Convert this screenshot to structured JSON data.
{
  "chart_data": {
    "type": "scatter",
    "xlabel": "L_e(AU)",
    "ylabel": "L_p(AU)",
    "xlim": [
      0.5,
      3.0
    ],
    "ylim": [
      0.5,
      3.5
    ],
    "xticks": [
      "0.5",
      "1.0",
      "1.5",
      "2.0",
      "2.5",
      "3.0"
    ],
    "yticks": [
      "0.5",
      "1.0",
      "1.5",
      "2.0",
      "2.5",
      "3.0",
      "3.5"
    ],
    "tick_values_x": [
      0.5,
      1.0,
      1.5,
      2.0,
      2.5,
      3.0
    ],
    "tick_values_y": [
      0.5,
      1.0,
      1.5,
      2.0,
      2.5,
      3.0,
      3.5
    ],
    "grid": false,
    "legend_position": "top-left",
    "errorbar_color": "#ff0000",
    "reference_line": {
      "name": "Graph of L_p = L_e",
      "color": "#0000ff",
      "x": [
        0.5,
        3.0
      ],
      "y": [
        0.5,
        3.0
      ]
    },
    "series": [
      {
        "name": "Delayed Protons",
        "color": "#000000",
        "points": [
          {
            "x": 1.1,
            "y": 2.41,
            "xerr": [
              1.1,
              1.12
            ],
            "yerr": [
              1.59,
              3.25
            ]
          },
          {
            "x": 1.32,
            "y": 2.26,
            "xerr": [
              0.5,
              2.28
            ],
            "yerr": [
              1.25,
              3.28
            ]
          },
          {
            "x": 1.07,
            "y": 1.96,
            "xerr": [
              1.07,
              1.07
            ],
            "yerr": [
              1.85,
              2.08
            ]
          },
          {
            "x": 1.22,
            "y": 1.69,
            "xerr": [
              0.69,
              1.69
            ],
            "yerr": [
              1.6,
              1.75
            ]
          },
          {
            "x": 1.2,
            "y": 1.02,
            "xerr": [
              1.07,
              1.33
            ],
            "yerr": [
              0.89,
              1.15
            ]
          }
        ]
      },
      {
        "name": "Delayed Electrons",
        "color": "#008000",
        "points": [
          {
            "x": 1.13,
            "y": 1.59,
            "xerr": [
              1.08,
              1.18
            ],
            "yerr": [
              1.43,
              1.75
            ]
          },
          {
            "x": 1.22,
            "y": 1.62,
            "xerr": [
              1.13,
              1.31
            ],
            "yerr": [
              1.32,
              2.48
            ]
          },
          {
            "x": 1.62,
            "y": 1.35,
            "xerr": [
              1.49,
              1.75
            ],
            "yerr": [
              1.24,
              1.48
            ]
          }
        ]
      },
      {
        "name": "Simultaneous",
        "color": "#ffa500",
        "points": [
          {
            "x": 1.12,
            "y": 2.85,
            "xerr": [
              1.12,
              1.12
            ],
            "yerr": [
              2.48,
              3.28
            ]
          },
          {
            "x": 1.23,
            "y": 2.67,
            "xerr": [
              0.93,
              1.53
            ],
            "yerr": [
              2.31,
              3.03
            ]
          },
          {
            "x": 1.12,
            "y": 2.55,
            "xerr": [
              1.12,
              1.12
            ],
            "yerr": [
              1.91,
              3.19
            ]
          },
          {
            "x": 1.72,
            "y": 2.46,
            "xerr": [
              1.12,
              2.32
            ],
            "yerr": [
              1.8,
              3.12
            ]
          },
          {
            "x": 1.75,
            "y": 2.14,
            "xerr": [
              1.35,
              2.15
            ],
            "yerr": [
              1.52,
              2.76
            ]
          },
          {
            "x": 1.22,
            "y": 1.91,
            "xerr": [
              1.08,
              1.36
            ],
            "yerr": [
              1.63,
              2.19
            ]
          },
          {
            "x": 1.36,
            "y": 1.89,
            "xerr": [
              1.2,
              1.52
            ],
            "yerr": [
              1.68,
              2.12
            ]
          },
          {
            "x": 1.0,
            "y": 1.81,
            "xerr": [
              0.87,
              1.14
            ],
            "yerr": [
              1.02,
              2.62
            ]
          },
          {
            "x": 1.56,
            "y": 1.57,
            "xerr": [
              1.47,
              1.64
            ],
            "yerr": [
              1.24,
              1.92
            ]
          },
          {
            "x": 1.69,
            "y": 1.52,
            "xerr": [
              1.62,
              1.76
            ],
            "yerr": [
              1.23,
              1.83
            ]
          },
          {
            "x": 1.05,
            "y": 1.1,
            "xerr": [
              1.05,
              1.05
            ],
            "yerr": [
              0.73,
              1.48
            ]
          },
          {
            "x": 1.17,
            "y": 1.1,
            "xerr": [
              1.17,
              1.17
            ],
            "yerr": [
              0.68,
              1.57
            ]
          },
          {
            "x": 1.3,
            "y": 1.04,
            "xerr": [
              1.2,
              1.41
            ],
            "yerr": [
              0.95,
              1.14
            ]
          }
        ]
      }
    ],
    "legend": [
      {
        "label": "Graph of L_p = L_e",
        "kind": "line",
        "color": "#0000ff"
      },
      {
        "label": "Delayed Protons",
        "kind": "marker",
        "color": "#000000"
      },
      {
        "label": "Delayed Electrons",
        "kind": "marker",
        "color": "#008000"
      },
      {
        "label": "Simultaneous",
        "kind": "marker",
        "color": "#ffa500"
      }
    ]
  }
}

———

> _Brief_
Among the lines of the material, find those that hold the word "Electrons" and copy them.

> _Task output_
        "name": "Delayed Electrons",
        "label": "Delayed Electrons",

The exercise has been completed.